Hedef 1
Kayıtların ilk satırından başlayıp içinde "- intro-line-5: [143, 186, 297, 205]" geçen satıra kadar, o satır da dahil, bütün satırları lütfen olduğu gibi tekrar yazın.

Bakaya davalarına zamanaşımı sınırı

Anayasa Mahkemesi’nin bakaya suçları davalarına zamanaşımı kararı Resmi Gazete’nin bugünkü sayısında yayınlandı.

Mahkeme kararıyla artık bakaya suçlarında açılan davalarda zamanaşımı sürecinin işlemesi için askeri yükümlülüklerin bitmesinin beklenmesine gerek kalmadı.

Anayasa Mahkemesi, Askeri Ceza Kanunu’nun 49’uncu Maddesi’nde yer alan “fiilleri hakkında dava müruru zamanı, (zamanaşımı) bütün askeri mükellefiyetlerin….bitmesinden itibaren işlemeye başlar” bölümünü ‘bakaya suçu’ yönünden iptal etti.

Kulu Sulh Ceza Mahkemesi, Askeri Ceza Kanunu’nun, 49. maddesinin A fıkrasını Anayasa’ya aykırılık taşıdığı iddiasıyla Yüksek Mahkeme’nin gündemine taşıdı. İstemi esastan görüşen Anayasa Mahkemesi, düzenlemeyi Anayasa’ya aykırılık taşıdığı gerekçesiyle, “bakaya suçları” yönünden inceleyerek, iptal etti. Karar oybirliğiyle alındı. Böylece bakaya suçlarında akıbeti belirsiz olan dava zamanaşımına ilişkin yasa maddesi iptal edildi. Artık bakaya suçlarında açılan davalarda zamanaşımı sürecinin işlemesi için askeri yükümlülüklerin bitmesinin beklenmesine gerek kalmadı. Bakaya suçlarında zamanaşımı süreci bakaya fiilini doğuran eylemden itibaren işlemeye başlayacak.

Hedef 2
Bakaya davalarında zamanaşımıyla ilgili haberden "Mahkeme kararıyla artık" ifadesiyle başlayıp "yönünden iptal etti." ifadesine kadar, bu ifade de dahil, olan bölümü birebir alıntılayın.

Sağlanan veriler
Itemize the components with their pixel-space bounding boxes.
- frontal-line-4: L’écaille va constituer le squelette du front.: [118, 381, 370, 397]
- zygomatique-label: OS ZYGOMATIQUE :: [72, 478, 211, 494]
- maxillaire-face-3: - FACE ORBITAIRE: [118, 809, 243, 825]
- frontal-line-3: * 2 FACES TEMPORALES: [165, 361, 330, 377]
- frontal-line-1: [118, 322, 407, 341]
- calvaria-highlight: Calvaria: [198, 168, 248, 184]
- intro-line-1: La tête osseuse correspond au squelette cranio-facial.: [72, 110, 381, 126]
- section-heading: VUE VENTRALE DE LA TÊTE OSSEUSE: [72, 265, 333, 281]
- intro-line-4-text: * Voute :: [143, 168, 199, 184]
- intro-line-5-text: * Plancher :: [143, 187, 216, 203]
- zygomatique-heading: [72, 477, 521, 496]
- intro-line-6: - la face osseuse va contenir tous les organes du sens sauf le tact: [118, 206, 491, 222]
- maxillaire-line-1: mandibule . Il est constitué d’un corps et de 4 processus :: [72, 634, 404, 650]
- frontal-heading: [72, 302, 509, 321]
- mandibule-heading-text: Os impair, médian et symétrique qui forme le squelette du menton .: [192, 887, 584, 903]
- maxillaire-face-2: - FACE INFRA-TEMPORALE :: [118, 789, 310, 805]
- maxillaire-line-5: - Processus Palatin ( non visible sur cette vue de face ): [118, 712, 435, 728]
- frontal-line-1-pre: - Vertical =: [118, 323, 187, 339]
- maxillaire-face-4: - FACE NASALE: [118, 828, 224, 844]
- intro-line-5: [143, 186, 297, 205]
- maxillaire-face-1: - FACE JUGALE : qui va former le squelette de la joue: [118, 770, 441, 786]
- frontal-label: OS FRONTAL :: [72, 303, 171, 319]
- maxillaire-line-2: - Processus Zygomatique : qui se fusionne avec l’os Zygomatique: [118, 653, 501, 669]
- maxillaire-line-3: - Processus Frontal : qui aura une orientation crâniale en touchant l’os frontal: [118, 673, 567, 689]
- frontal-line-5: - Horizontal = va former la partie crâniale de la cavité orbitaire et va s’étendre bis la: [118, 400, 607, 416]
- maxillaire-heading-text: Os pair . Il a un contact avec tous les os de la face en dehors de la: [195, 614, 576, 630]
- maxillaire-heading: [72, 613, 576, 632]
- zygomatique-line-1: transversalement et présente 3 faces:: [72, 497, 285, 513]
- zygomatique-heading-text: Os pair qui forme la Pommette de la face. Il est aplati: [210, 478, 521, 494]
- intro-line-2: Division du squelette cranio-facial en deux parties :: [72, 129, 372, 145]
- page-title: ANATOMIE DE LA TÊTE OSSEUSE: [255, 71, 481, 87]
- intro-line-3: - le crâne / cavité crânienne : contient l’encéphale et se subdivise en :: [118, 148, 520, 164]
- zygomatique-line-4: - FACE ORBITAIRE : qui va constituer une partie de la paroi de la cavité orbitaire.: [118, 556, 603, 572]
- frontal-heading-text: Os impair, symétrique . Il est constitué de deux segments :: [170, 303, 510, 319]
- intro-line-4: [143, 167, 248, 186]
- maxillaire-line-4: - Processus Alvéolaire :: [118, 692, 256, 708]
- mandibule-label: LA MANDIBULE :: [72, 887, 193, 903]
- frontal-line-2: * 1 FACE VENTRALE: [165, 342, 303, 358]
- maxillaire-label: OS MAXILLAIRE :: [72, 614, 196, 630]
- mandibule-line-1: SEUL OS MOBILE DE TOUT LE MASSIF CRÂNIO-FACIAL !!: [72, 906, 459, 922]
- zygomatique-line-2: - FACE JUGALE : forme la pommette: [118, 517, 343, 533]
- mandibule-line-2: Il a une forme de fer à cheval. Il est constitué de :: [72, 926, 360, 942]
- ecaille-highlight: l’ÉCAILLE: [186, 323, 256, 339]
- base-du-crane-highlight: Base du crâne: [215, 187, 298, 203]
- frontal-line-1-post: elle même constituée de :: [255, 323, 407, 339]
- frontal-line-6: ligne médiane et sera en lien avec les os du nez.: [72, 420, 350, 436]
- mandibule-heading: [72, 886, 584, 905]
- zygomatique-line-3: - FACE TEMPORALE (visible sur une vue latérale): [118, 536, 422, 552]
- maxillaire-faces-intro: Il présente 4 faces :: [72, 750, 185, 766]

Çözümlü cevap 1
Itemize the components with their pixel-space bounding boxes.
- frontal-line-4: L’écaille va constituer le squelette du front.: [118, 381, 370, 397]
- zygomatique-label: OS ZYGOMATIQUE :: [72, 478, 211, 494]
- maxillaire-face-3: - FACE ORBITAIRE: [118, 809, 243, 825]
- frontal-line-3: * 2 FACES TEMPORALES: [165, 361, 330, 377]
- frontal-line-1: [118, 322, 407, 341]
- calvaria-highlight: Calvaria: [198, 168, 248, 184]
- intro-line-1: La tête osseuse correspond au squelette cranio-facial.: [72, 110, 381, 126]
- section-heading: VUE VENTRALE DE LA TÊTE OSSEUSE: [72, 265, 333, 281]
- intro-line-4-text: * Voute :: [143, 168, 199, 184]
- intro-line-5-text: * Plancher :: [143, 187, 216, 203]
- zygomatique-heading: [72, 477, 521, 496]
- intro-line-6: - la face osseuse va contenir tous les organes du sens sauf le tact: [118, 206, 491, 222]
- maxillaire-line-1: mandibule . Il est constitué d’un corps et de 4 processus :: [72, 634, 404, 650]
- frontal-heading: [72, 302, 509, 321]
- mandibule-heading-text: Os impair, médian et symétrique qui forme le squelette du menton .: [192, 887, 584, 903]
- maxillaire-face-2: - FACE INFRA-TEMPORALE :: [118, 789, 310, 805]
- maxillaire-line-5: - Processus Palatin ( non visible sur cette vue de face ): [118, 712, 435, 728]
- frontal-line-1-pre: - Vertical =: [118, 323, 187, 339]
- maxillaire-face-4: - FACE NASALE: [118, 828, 224, 844]
- intro-line-5: [143, 186, 297, 205]

Çözümlü cevap 2
Mahkeme kararıyla artık bakaya suçlarında açılan davalarda zamanaşımı sürecinin işlemesi için askeri yükümlülüklerin bitmesinin beklenmesine gerek kalmadı.

Anayasa Mahkemesi, Askeri Ceza Kanunu’nun 49’uncu Maddesi’nde yer alan “fiilleri hakkında dava müruru zamanı, (zamanaşımı) bütün askeri mükellefiyetlerin….bitmesinden itibaren işlemeye başlar” bölümünü ‘bakaya suçu’ yönünden iptal etti.